[Provided records]
####
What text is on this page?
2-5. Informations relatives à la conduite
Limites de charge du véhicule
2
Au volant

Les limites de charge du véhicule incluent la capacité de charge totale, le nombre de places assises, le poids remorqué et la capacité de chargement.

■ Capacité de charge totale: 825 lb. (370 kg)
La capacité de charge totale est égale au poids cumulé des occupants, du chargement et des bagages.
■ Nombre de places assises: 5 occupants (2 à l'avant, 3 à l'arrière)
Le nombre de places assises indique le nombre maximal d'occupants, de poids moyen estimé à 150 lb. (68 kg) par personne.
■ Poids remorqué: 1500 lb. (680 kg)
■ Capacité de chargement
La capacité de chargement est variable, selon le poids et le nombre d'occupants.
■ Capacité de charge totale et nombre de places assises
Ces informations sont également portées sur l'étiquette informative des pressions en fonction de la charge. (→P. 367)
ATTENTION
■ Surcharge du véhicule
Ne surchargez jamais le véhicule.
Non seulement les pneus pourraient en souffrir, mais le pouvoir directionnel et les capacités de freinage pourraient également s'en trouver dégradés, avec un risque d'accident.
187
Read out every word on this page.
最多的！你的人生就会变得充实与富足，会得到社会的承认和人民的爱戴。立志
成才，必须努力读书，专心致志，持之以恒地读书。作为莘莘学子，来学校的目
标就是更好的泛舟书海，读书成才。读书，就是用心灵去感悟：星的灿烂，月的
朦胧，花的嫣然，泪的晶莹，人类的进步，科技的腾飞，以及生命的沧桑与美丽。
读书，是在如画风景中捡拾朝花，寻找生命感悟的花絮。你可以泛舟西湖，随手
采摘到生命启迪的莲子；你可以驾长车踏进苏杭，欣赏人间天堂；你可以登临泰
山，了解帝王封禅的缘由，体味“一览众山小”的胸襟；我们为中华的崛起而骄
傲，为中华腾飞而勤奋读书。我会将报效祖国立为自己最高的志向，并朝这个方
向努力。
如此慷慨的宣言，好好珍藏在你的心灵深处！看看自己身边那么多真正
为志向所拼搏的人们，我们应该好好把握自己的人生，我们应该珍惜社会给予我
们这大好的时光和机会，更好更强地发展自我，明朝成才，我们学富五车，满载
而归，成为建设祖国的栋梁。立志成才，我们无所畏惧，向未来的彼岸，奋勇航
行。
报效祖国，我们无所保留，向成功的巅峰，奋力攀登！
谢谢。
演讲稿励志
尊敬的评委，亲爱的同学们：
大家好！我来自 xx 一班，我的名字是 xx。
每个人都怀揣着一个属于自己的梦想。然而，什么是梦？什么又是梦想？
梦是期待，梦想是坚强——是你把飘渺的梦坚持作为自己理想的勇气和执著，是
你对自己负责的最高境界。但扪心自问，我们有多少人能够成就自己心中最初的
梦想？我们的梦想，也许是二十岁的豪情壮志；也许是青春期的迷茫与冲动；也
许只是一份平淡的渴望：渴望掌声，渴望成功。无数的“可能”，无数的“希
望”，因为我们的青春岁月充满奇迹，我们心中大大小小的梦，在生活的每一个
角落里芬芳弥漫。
####
[What the task asks] Can you reproduce all the material exactly?

[Full answer]
What text is on this page?
2-5. Informations relatives à la conduite
Limites de charge du véhicule
2
Au volant

Les limites de charge du véhicule incluent la capacité de charge totale, le nombre de places assises, le poids remorqué et la capacité de chargement.

■ Capacité de charge totale: 825 lb. (370 kg)
La capacité de charge totale est égale au poids cumulé des occupants, du chargement et des bagages.
■ Nombre de places assises: 5 occupants (2 à l'avant, 3 à l'arrière)
Le nombre de places assises indique le nombre maximal d'occupants, de poids moyen estimé à 150 lb. (68 kg) par personne.
■ Poids remorqué: 1500 lb. (680 kg)
■ Capacité de chargement
La capacité de chargement est variable, selon le poids et le nombre d'occupants.
■ Capacité de charge totale et nombre de places assises
Ces informations sont également portées sur l'étiquette informative des pressions en fonction de la charge. (→P. 367)
ATTENTION
■ Surcharge du véhicule
Ne surchargez jamais le véhicule.
Non seulement les pneus pourraient en souffrir, mais le pouvoir directionnel et les capacités de freinage pourraient également s'en trouver dégradés, avec un risque d'accident.
187
Read out every word on this page.
最多的！你的人生就会变得充实与富足，会得到社会的承认和人民的爱戴。立志
成才，必须努力读书，专心致志，持之以恒地读书。作为莘莘学子，来学校的目
标就是更好的泛舟书海，读书成才。读书，就是用心灵去感悟：星的灿烂，月的
朦胧，花的嫣然，泪的晶莹，人类的进步，科技的腾飞，以及生命的沧桑与美丽。
读书，是在如画风景中捡拾朝花，寻找生命感悟的花絮。你可以泛舟西湖，随手
采摘到生命启迪的莲子；你可以驾长车踏进苏杭，欣赏人间天堂；你可以登临泰
山，了解帝王封禅的缘由，体味“一览众山小”的胸襟；我们为中华的崛起而骄
傲，为中华腾飞而勤奋读书。我会将报效祖国立为自己最高的志向，并朝这个方
向努力。
如此慷慨的宣言，好好珍藏在你的心灵深处！看看自己身边那么多真正
为志向所拼搏的人们，我们应该好好把握自己的人生，我们应该珍惜社会给予我
们这大好的时光和机会，更好更强地发展自我，明朝成才，我们学富五车，满载
而归，成为建设祖国的栋梁。立志成才，我们无所畏惧，向未来的彼岸，奋勇航
行。
报效祖国，我们无所保留，向成功的巅峰，奋力攀登！
谢谢。
演讲稿励志
尊敬的评委，亲爱的同学们：
大家好！我来自 xx 一班，我的名字是 xx。
每个人都怀揣着一个属于自己的梦想。然而，什么是梦？什么又是梦想？
梦是期待，梦想是坚强——是你把飘渺的梦坚持作为自己理想的勇气和执著，是
你对自己负责的最高境界。但扪心自问，我们有多少人能够成就自己心中最初的
梦想？我们的梦想，也许是二十岁的豪情壮志；也许是青春期的迷茫与冲动；也
许只是一份平淡的渴望：渴望掌声，渴望成功。无数的“可能”，无数的“希
望”，因为我们的青春岁月充满奇迹，我们心中大大小小的梦，在生活的每一个
角落里芬芳弥漫。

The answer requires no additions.